TASK DESCRIPTION >>
What is the number of lines containing the string "JSON"? Answer with the number only.

MATERIAL SUPPLIED >>
_ _ _ _

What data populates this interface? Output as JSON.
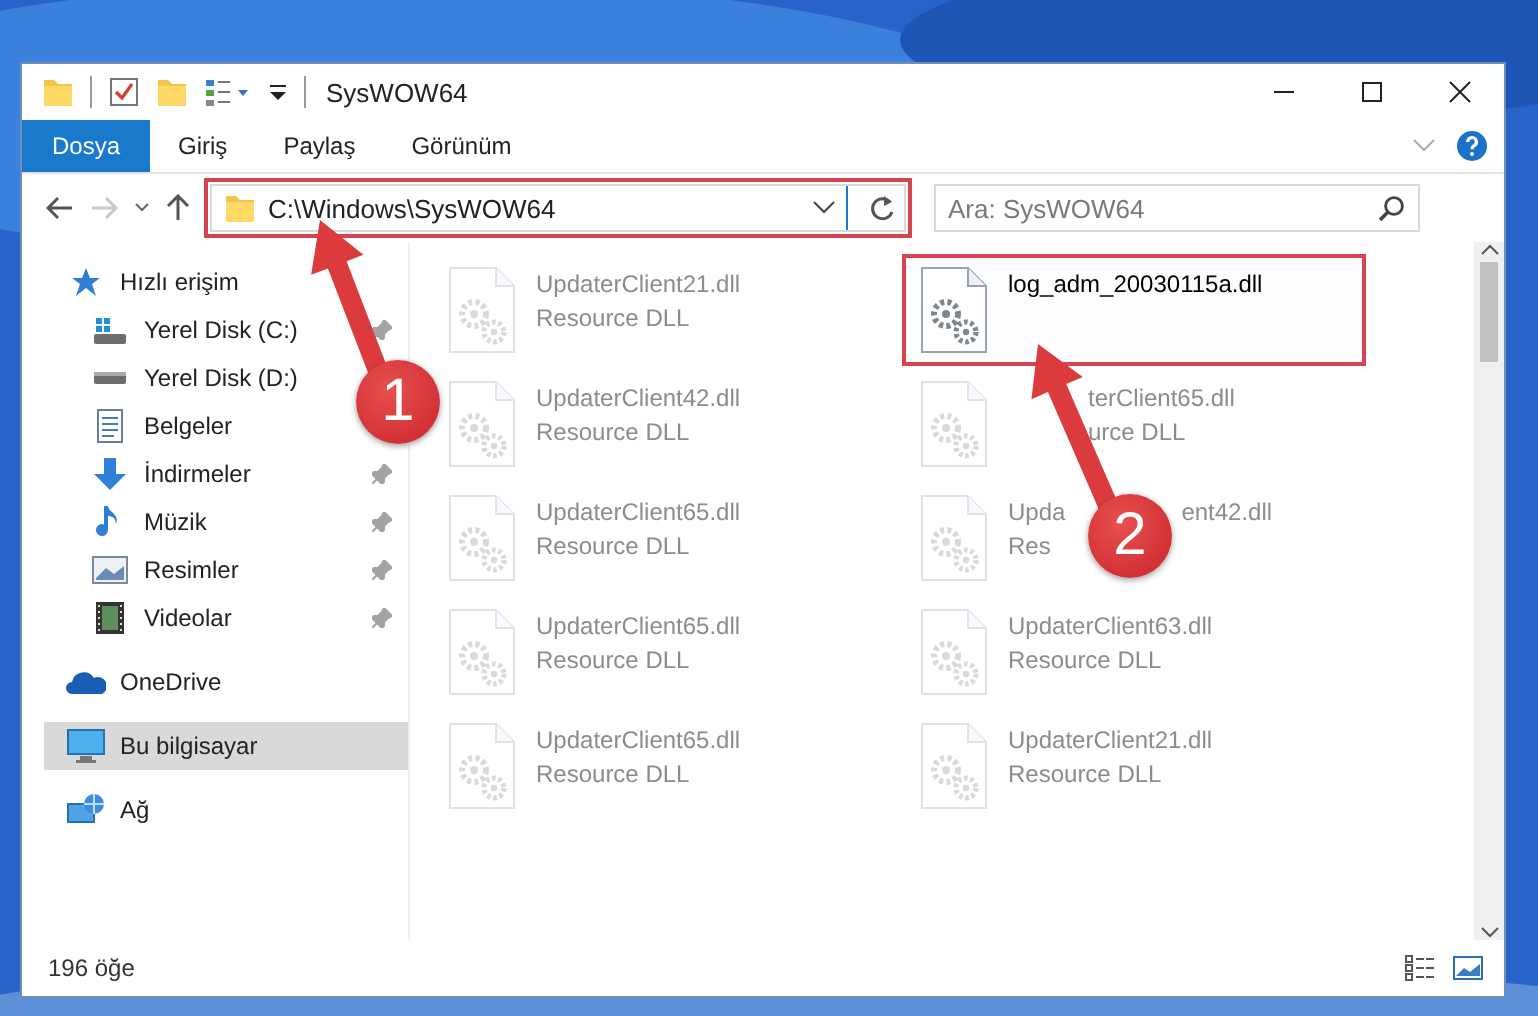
{
  "window": {
    "title": "SysWOW64"
  },
  "ribbon": {
    "tabs": [
      {
        "label": "Dosya",
        "kind": "file",
        "selected": false
      },
      {
        "label": "Giriş",
        "kind": "tab",
        "selected": false
      },
      {
        "label": "Paylaş",
        "kind": "tab",
        "selected": false
      },
      {
        "label": "Görünüm",
        "kind": "tab",
        "selected": false
      }
    ]
  },
  "address": {
    "path": "C:\\Windows\\SysWOW64",
    "highlighted": true
  },
  "search": {
    "placeholder": "Ara: SysWOW64"
  },
  "sidebar": {
    "items": [
      {
        "label": "Hızlı erişim",
        "kind": "star",
        "selected": false,
        "children": [
          {
            "label": "Yerel Disk (C:)",
            "kind": "drive-win",
            "pinned": true,
            "selected": false
          },
          {
            "label": "Yerel Disk (D:)",
            "kind": "drive",
            "pinned": false,
            "selected": false
          },
          {
            "label": "Belgeler",
            "kind": "docs",
            "pinned": false,
            "selected": false
          },
          {
            "label": "İndirmeler",
            "kind": "download",
            "pinned": true,
            "selected": false
          },
          {
            "label": "Müzik",
            "kind": "music",
            "pinned": true,
            "selected": false
          },
          {
            "label": "Resimler",
            "kind": "pictures",
            "pinned": true,
            "selected": false
          },
          {
            "label": "Videolar",
            "kind": "videos",
            "pinned": true,
            "selected": false
          }
        ]
      },
      {
        "label": "OneDrive",
        "kind": "cloud",
        "selected": false
      },
      {
        "label": "Bu bilgisayar",
        "kind": "pc",
        "selected": true
      },
      {
        "label": "Ağ",
        "kind": "network",
        "selected": false
      }
    ]
  },
  "files": [
    {
      "name": "UpdaterClient21.dll",
      "type": "Resource DLL",
      "faded": true,
      "highlighted": false
    },
    {
      "name": "log_adm_20030115a.dll",
      "faded": false,
      "highlighted": true
    },
    {
      "name": "UpdaterClient42.dll",
      "type": "Resource DLL",
      "faded": true,
      "highlighted": false
    },
    {
      "name": [
        "terClient65.dll"
      ],
      "type": [
        "urce DLL"
      ],
      "lead_hidden": true,
      "faded": true,
      "highlighted": false
    },
    {
      "name": "UpdaterClient65.dll",
      "type": "Resource DLL",
      "faded": true,
      "highlighted": false
    },
    {
      "name": [
        "Upda",
        "ent42.dll"
      ],
      "type": [
        "Res"
      ],
      "lead_hidden": false,
      "faded": true,
      "highlighted": false
    },
    {
      "name": "UpdaterClient65.dll",
      "type": "Resource DLL",
      "faded": true,
      "highlighted": false
    },
    {
      "name": "UpdaterClient63.dll",
      "type": "Resource DLL",
      "faded": true,
      "highlighted": false
    },
    {
      "name": "UpdaterClient65.dll",
      "type": "Resource DLL",
      "faded": true,
      "highlighted": false
    },
    {
      "name": "UpdaterClient21.dll",
      "type": "Resource DLL",
      "faded": true,
      "highlighted": false
    }
  ],
  "callouts": [
    {
      "number": "1"
    },
    {
      "number": "2"
    }
  ],
  "status_bar": {
    "count": "196 öğe"
  }
}
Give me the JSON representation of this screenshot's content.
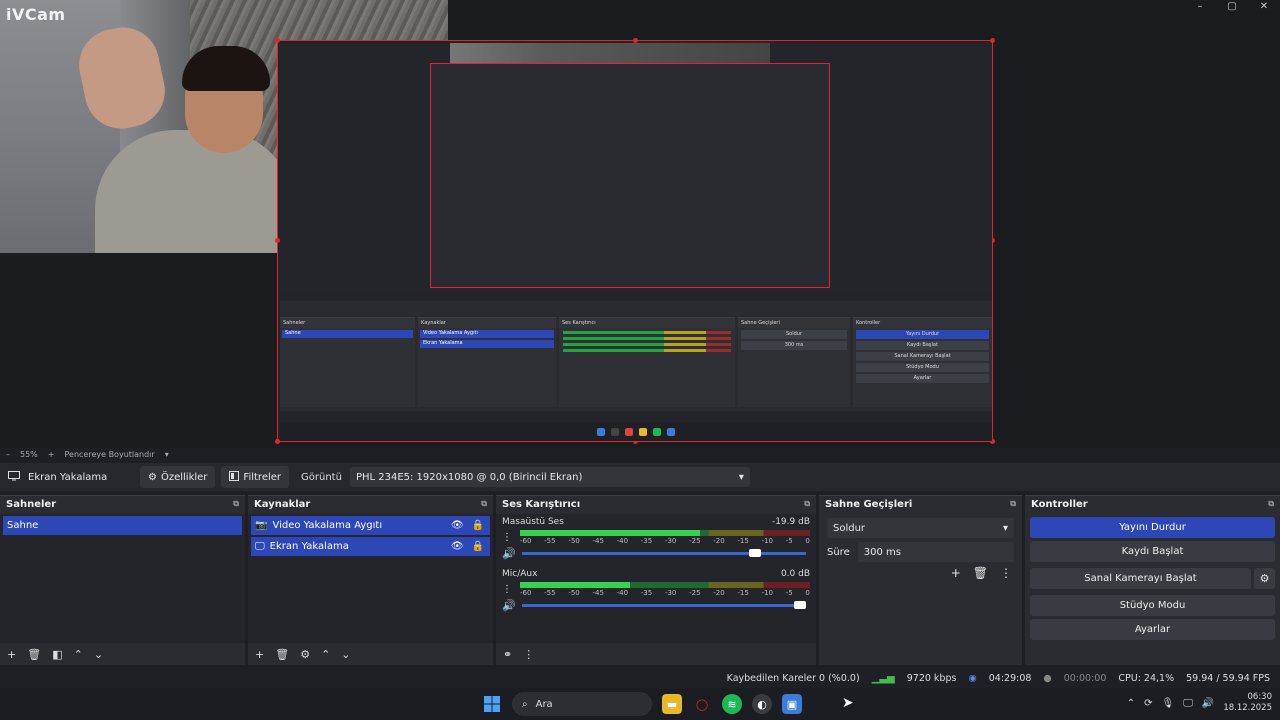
{
  "camera": {
    "logo": "iVCam"
  },
  "window": {
    "minimize_icon": "–",
    "maximize_icon": "▢",
    "close_icon": "✕"
  },
  "zoombar": {
    "minus": "–",
    "zoom": "55%",
    "plus": "+",
    "fit": "Pencereye Boyutlandır",
    "caret": "▾"
  },
  "toolbar": {
    "source": "Ekran Yakalama",
    "properties": "Özellikler",
    "filters": "Filtreler",
    "display_label": "Görüntü",
    "display_value": "PHL 234E5: 1920x1080 @ 0,0 (Birincil Ekran)"
  },
  "scenes": {
    "title": "Sahneler",
    "items": [
      "Sahne"
    ]
  },
  "sources": {
    "title": "Kaynaklar",
    "items": [
      "Video Yakalama Aygıtı",
      "Ekran Yakalama"
    ]
  },
  "mixer": {
    "title": "Ses Karıştırıcı",
    "ticks": [
      "-60",
      "-55",
      "-50",
      "-45",
      "-40",
      "-35",
      "-30",
      "-25",
      "-20",
      "-15",
      "-10",
      "-5",
      "0"
    ],
    "channels": [
      {
        "name": "Masaüstü Ses",
        "db": "-19.9 dB",
        "level": 0.62,
        "volume": 0.84
      },
      {
        "name": "Mic/Aux",
        "db": "0.0 dB",
        "level": 0.38,
        "volume": 1.0
      }
    ]
  },
  "transitions": {
    "title": "Sahne Geçişleri",
    "selected": "Soldur",
    "duration_label": "Süre",
    "duration_value": "300 ms"
  },
  "controls": {
    "title": "Kontroller",
    "buttons": [
      "Yayını Durdur",
      "Kaydı Başlat",
      "Sanal Kamerayı Başlat",
      "Stüdyo Modu",
      "Ayarlar"
    ]
  },
  "status": {
    "dropped": "Kaybedilen Kareler 0 (%0.0)",
    "bitrate": "9720 kbps",
    "stream_time": "04:29:08",
    "rec_time": "00:00:00",
    "cpu": "CPU: 24,1%",
    "fps": "59.94 / 59.94 FPS"
  },
  "taskbar": {
    "search": "Ara",
    "time": "06:30",
    "date": "18.12.2025"
  },
  "colors": {
    "accent": "#2e47b6",
    "record_red": "#e0262b",
    "meter_green": "#36d24f"
  }
}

_ _ _ _

SOLUTION >>
2